• Requirements: The answer is a single number: how many lines hold the string "that".

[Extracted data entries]
────────

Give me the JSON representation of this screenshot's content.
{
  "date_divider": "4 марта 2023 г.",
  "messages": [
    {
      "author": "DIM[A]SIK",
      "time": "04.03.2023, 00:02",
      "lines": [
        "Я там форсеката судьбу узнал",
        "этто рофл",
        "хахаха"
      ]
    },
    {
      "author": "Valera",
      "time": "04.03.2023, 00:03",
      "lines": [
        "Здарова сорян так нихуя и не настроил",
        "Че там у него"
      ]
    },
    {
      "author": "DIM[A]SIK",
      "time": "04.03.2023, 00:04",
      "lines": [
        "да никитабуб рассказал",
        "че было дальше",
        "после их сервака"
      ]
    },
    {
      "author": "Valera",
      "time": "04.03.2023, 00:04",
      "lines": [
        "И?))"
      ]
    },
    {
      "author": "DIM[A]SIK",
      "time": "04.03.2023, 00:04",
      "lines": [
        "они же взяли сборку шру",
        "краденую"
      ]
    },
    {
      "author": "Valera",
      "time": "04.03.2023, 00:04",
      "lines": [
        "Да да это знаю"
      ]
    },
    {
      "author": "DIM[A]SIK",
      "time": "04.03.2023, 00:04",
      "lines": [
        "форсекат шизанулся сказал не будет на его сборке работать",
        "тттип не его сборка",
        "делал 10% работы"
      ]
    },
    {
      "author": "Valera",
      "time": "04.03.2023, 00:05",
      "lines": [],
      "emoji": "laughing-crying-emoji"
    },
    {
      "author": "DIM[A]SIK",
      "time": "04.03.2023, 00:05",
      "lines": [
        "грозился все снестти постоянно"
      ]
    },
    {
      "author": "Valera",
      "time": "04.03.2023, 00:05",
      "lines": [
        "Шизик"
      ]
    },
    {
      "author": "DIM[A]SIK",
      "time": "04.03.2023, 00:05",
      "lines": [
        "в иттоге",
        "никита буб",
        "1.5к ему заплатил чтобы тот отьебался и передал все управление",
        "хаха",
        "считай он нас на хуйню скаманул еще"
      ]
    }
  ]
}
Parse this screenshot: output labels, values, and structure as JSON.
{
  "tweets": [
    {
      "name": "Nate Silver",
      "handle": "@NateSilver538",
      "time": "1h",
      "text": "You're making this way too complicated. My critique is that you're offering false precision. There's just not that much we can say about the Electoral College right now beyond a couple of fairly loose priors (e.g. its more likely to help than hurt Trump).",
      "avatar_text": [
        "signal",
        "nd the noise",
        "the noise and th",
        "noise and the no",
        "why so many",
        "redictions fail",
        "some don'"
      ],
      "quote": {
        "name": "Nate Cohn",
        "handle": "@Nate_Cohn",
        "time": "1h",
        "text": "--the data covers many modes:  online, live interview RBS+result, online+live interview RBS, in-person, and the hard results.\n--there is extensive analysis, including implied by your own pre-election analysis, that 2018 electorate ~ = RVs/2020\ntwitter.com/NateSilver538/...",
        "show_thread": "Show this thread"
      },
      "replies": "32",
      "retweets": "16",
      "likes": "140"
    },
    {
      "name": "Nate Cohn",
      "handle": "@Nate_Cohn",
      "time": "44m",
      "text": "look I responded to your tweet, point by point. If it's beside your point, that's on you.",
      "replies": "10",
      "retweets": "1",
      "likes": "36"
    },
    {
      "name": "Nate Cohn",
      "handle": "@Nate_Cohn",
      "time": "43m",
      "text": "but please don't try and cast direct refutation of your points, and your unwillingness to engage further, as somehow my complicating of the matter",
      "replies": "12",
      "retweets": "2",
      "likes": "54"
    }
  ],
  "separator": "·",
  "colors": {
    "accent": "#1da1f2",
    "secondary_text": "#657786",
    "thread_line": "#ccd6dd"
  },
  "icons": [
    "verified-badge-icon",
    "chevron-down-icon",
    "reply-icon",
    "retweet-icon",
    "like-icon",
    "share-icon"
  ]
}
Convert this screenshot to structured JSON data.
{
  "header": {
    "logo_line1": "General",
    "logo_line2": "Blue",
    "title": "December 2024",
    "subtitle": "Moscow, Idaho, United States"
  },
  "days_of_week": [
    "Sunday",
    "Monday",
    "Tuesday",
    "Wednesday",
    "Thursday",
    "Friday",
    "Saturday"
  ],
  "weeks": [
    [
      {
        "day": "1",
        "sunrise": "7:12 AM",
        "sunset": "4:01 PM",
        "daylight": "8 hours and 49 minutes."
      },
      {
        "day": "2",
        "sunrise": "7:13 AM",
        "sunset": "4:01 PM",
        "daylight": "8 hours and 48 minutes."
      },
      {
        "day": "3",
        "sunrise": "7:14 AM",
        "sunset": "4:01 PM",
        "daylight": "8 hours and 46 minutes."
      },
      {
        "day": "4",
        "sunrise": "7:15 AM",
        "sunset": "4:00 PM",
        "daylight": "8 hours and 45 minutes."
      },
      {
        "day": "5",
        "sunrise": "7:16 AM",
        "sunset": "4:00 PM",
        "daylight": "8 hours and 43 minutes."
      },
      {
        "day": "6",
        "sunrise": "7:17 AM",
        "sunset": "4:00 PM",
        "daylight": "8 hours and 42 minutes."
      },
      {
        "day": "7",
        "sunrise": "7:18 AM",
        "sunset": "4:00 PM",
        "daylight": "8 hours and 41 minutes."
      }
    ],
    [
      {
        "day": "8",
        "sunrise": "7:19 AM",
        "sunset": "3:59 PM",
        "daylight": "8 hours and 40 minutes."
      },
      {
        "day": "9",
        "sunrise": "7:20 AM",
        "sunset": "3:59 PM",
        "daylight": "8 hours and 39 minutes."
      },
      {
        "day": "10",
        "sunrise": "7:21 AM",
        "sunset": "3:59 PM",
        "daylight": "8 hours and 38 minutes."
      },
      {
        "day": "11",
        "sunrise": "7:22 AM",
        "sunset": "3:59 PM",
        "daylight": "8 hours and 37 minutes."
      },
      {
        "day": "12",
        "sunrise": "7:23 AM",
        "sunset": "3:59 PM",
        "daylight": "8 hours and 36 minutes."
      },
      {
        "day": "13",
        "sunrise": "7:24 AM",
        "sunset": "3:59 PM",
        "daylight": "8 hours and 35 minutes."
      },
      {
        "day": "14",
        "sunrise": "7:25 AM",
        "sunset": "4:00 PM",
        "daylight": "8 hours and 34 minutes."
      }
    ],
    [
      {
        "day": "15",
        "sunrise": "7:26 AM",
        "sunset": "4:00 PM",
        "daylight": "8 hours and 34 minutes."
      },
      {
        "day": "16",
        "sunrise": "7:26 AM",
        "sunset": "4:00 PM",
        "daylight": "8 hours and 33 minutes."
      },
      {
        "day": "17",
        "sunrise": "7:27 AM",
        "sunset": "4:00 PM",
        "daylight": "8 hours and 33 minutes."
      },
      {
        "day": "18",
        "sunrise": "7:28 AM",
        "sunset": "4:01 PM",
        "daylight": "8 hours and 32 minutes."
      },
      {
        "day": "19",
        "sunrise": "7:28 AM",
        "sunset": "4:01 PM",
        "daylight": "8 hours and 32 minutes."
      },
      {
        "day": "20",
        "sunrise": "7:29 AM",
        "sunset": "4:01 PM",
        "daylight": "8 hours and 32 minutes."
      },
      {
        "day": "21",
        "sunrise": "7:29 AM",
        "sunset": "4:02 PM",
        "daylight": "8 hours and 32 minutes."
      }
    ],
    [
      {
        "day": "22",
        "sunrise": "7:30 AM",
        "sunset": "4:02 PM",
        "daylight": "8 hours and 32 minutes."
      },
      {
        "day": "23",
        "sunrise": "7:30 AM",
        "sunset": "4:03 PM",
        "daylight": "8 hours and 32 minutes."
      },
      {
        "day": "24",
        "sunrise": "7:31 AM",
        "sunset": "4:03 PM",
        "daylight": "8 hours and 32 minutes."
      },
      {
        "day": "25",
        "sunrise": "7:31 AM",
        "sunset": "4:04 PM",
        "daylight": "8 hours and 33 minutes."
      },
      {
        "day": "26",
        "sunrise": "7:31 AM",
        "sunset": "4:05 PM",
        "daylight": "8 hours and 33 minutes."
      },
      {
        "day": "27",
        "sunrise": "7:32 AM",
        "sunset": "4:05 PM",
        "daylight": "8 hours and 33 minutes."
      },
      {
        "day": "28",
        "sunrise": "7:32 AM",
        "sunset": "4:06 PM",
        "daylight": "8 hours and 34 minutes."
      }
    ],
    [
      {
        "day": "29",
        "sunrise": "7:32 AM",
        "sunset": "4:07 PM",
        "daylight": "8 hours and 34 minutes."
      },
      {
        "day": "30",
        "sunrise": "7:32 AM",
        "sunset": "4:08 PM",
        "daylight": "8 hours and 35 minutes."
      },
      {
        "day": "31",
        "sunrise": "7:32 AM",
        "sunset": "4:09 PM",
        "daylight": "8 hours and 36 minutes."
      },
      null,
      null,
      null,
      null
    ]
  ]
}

────────

• Written reply: 3